Could you print every record below exactly as it appears?

Given records →
>>

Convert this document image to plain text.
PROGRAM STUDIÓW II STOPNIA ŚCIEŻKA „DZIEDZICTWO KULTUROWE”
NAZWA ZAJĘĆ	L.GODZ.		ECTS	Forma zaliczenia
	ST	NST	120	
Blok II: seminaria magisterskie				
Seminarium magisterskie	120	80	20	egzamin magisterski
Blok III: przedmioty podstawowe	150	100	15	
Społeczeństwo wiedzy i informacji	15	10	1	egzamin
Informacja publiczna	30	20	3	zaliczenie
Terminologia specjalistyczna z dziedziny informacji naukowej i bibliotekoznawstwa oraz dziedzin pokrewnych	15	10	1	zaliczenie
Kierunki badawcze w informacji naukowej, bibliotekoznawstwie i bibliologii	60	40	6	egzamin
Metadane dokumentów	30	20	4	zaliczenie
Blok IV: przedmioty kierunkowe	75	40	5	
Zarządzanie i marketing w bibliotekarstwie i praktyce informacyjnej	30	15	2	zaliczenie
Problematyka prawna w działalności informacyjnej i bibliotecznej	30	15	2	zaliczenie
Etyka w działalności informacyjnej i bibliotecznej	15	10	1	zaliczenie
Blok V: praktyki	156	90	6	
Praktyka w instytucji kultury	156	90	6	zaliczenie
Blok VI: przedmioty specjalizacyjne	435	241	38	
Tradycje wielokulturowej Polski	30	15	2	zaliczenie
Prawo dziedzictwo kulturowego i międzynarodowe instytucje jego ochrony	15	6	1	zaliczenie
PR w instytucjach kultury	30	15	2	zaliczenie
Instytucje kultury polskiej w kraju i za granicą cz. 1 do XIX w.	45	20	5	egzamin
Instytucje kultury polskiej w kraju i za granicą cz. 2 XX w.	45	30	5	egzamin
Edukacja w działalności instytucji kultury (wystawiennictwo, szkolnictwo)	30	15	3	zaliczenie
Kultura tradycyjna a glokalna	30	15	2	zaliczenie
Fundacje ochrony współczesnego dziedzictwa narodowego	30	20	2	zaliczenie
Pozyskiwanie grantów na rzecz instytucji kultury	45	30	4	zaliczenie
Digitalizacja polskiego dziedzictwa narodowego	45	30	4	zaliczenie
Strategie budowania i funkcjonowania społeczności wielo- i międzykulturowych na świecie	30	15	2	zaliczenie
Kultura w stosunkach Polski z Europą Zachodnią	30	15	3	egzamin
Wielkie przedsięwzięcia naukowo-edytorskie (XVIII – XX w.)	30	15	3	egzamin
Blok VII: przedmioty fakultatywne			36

<<

Written response →
Convert this document image to plain text.
PROGRAM STUDIÓW II STOPNIA ŚCIEŻKA „DZIEDZICTWO KULTUROWE”
NAZWA ZAJĘĆ	L.GODZ.		ECTS	Forma zaliczenia
	ST	NST	120	
Blok II: seminaria magisterskie				
Seminarium magisterskie	120	80	20	egzamin magisterski
Blok III: przedmioty podstawowe	150	100	15	
Społeczeństwo wiedzy i informacji	15	10	1	egzamin
Informacja publiczna	30	20	3	zaliczenie
Terminologia specjalistyczna z dziedziny informacji naukowej i bibliotekoznawstwa oraz dziedzin pokrewnych	15	10	1	zaliczenie
Kierunki badawcze w informacji naukowej, bibliotekoznawstwie i bibliologii	60	40	6	egzamin
Metadane dokumentów	30	20	4	zaliczenie
Blok IV: przedmioty kierunkowe	75	40	5	
Zarządzanie i marketing w bibliotekarstwie i praktyce informacyjnej	30	15	2	zaliczenie
Problematyka prawna w działalności informacyjnej i bibliotecznej	30	15	2	zaliczenie
Etyka w działalności informacyjnej i bibliotecznej	15	10	1	zaliczenie
Blok V: praktyki	156	90	6	
Praktyka w instytucji kultury	156	90	6	zaliczenie
Blok VI: przedmioty specjalizacyjne	435	241	38	
Tradycje wielokulturowej Polski	30	15	2	zaliczenie
Prawo dziedzictwo kulturowego i międzynarodowe instytucje jego ochrony	15	6	1	zaliczenie
PR w instytucjach kultury	30	15	2	zaliczenie
Instytucje kultury polskiej w kraju i za granicą cz. 1 do XIX w.	45	20	5	egzamin
Instytucje kultury polskiej w kraju i za granicą cz. 2 XX w.	45	30	5	egzamin
Edukacja w działalności instytucji kultury (wystawiennictwo, szkolnictwo)	30	15	3	zaliczenie
Kultura tradycyjna a glokalna	30	15	2	zaliczenie
Fundacje ochrony współczesnego dziedzictwa narodowego	30	20	2	zaliczenie
Pozyskiwanie grantów na rzecz instytucji kultury	45	30	4	zaliczenie
Digitalizacja polskiego dziedzictwa narodowego	45	30	4	zaliczenie
Strategie budowania i funkcjonowania społeczności wielo- i międzykulturowych na świecie	30	15	2	zaliczenie
Kultura w stosunkach Polski z Europą Zachodnią	30	15	3	egzamin
Wielkie przedsięwzięcia naukowo-edytorskie (XVIII – XX w.)	30	15	3	egzamin
Blok VII: przedmioty fakultatywne			36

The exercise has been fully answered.